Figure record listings
┏━━

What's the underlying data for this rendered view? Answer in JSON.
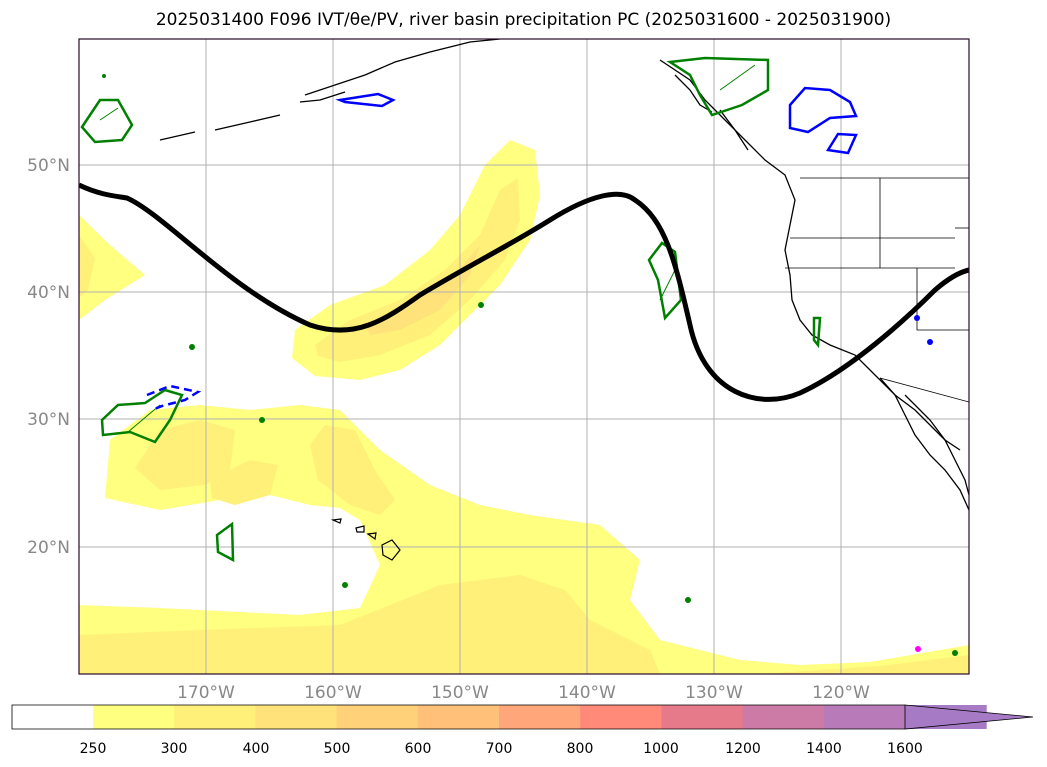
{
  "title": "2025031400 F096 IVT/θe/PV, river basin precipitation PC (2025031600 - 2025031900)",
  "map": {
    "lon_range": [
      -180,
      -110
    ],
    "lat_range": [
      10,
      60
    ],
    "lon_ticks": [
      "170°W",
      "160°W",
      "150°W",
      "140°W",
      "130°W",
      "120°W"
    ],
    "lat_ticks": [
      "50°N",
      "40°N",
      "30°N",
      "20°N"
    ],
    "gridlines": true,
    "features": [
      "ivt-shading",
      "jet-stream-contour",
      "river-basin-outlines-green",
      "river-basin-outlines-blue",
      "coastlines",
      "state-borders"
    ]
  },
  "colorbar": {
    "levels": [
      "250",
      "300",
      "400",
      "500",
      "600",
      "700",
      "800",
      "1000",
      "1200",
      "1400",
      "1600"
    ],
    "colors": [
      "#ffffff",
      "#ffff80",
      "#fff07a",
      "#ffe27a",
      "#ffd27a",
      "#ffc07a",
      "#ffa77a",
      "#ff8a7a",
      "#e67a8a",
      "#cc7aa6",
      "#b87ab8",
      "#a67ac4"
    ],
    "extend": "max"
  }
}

┗━━

▸ **EXERCISE PROMPT**: Output the lines above in full and exactly as given, omitting any pictures.

▸ **TASK RESPONSE**:
What's the underlying data for this rendered view? Answer in JSON.
{
  "title": "2025031400 F096 IVT/θe/PV, river basin precipitation PC (2025031600 - 2025031900)",
  "map": {
    "lon_range": [
      -180,
      -110
    ],
    "lat_range": [
      10,
      60
    ],
    "lon_ticks": [
      "170°W",
      "160°W",
      "150°W",
      "140°W",
      "130°W",
      "120°W"
    ],
    "lat_ticks": [
      "50°N",
      "40°N",
      "30°N",
      "20°N"
    ],
    "gridlines": true,
    "features": [
      "ivt-shading",
      "jet-stream-contour",
      "river-basin-outlines-green",
      "river-basin-outlines-blue",
      "coastlines",
      "state-borders"
    ]
  },
  "colorbar": {
    "levels": [
      "250",
      "300",
      "400",
      "500",
      "600",
      "700",
      "800",
      "1000",
      "1200",
      "1400",
      "1600"
    ],
    "colors": [
      "#ffffff",
      "#ffff80",
      "#fff07a",
      "#ffe27a",
      "#ffd27a",
      "#ffc07a",
      "#ffa77a",
      "#ff8a7a",
      "#e67a8a",
      "#cc7aa6",
      "#b87ab8",
      "#a67ac4"
    ],
    "extend": "max"
  }
}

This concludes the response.